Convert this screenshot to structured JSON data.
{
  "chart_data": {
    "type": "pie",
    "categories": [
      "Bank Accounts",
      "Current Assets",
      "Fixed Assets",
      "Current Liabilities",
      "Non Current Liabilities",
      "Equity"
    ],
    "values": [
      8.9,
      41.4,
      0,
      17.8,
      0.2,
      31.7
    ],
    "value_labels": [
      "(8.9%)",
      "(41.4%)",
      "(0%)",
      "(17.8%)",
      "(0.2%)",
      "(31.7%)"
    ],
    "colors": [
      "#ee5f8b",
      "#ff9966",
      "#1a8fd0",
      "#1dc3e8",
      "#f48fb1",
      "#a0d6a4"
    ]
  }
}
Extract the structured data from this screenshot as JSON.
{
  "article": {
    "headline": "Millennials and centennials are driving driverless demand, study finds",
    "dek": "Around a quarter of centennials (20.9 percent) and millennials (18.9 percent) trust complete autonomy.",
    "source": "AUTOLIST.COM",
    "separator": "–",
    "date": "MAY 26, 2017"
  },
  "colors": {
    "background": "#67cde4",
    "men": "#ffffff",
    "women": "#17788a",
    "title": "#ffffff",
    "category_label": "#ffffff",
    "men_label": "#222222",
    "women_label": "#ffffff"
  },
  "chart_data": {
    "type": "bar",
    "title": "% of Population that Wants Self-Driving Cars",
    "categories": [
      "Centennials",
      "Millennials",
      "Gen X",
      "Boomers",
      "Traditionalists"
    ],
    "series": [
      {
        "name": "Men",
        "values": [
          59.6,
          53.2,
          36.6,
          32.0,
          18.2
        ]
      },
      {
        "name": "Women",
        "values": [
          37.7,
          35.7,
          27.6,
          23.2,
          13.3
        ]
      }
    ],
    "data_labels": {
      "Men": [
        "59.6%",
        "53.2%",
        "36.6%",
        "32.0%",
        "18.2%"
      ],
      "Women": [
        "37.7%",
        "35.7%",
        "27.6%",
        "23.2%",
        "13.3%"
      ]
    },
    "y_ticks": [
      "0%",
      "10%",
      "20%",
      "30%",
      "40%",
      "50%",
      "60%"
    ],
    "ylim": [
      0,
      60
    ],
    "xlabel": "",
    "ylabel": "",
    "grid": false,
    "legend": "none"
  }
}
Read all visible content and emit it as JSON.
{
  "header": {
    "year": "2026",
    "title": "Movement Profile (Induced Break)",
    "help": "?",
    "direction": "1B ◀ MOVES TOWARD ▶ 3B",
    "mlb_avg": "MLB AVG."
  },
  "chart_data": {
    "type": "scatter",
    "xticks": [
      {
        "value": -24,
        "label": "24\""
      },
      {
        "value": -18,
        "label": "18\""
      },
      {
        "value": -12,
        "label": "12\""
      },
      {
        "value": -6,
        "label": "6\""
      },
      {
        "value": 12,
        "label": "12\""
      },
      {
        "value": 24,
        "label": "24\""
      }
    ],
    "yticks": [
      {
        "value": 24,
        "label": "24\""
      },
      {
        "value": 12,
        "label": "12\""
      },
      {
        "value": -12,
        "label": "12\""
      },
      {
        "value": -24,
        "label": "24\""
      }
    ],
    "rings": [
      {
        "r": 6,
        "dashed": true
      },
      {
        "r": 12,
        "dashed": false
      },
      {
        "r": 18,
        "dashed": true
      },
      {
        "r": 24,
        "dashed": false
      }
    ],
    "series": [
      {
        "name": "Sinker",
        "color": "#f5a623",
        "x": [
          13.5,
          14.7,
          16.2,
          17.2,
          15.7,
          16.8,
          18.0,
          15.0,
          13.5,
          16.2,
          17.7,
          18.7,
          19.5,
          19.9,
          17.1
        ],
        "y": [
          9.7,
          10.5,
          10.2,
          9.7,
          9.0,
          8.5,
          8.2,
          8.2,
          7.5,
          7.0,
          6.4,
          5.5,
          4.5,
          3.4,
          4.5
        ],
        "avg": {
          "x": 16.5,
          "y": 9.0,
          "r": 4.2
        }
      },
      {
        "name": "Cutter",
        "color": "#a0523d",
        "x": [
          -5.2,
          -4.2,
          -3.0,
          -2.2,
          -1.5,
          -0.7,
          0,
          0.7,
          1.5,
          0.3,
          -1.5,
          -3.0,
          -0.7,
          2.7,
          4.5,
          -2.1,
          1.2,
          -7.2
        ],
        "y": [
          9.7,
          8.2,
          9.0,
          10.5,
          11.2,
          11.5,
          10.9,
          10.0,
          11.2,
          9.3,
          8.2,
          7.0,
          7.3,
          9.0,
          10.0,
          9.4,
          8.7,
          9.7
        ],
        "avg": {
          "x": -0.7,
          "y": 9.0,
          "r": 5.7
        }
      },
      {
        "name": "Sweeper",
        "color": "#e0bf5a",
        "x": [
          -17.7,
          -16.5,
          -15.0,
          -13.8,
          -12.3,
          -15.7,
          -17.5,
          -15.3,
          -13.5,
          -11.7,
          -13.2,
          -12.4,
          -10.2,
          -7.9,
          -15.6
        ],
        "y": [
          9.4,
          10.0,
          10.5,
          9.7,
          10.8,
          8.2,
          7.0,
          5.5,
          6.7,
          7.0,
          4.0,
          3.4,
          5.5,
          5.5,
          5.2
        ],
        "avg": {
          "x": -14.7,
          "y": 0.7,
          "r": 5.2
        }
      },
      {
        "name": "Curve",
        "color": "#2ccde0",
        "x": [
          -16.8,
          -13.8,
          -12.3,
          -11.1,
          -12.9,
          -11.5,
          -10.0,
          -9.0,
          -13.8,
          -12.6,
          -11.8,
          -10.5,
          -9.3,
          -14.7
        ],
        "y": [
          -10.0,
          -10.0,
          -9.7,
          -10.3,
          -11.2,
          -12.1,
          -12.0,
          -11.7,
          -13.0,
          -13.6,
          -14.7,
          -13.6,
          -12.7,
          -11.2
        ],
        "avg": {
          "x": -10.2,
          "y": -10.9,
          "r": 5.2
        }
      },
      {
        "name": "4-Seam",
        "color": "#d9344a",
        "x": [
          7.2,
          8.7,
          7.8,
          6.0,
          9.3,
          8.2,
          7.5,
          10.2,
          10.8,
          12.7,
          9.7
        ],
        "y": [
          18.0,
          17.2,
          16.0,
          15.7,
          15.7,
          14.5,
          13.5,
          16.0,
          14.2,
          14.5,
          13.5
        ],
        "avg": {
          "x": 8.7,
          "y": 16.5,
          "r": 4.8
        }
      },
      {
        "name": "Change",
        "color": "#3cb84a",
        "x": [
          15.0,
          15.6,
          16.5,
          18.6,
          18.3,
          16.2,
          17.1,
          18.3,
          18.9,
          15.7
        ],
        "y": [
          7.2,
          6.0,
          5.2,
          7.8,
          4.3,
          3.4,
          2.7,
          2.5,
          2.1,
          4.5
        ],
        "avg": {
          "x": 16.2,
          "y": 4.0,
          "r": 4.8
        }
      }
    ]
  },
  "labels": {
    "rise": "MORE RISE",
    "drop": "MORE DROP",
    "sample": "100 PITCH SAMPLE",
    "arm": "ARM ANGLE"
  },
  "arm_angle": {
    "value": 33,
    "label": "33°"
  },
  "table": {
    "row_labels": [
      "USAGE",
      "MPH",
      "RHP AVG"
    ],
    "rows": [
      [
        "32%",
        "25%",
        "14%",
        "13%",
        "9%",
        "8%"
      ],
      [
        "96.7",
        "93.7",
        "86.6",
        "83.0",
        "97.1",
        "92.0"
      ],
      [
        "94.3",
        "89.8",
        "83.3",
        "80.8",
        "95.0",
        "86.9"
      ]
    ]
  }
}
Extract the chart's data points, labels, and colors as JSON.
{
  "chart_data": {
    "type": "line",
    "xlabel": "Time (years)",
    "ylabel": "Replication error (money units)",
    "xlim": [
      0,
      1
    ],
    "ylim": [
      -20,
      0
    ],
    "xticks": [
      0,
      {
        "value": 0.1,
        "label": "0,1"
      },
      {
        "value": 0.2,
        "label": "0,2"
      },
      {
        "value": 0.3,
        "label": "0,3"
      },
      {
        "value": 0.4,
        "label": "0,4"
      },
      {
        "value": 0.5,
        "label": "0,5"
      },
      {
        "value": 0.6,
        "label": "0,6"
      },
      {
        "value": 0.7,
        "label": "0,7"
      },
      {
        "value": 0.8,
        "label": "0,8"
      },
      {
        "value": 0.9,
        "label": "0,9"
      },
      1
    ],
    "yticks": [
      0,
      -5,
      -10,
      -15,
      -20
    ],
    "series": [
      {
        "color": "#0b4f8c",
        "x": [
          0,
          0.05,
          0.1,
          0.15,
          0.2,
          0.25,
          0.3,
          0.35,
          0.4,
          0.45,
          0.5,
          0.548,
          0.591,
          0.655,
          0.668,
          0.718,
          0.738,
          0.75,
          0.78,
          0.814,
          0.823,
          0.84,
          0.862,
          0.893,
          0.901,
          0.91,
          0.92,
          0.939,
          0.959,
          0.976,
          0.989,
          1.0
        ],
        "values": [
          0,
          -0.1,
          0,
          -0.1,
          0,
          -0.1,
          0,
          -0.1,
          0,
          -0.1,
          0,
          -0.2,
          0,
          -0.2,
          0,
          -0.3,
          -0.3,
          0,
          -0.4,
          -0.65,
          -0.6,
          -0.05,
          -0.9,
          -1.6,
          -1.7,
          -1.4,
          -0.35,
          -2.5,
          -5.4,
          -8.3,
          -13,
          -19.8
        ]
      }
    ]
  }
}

==================================================

Determine the number of lines in the entries above where the string "structured" appears. Answer with the number alone.

2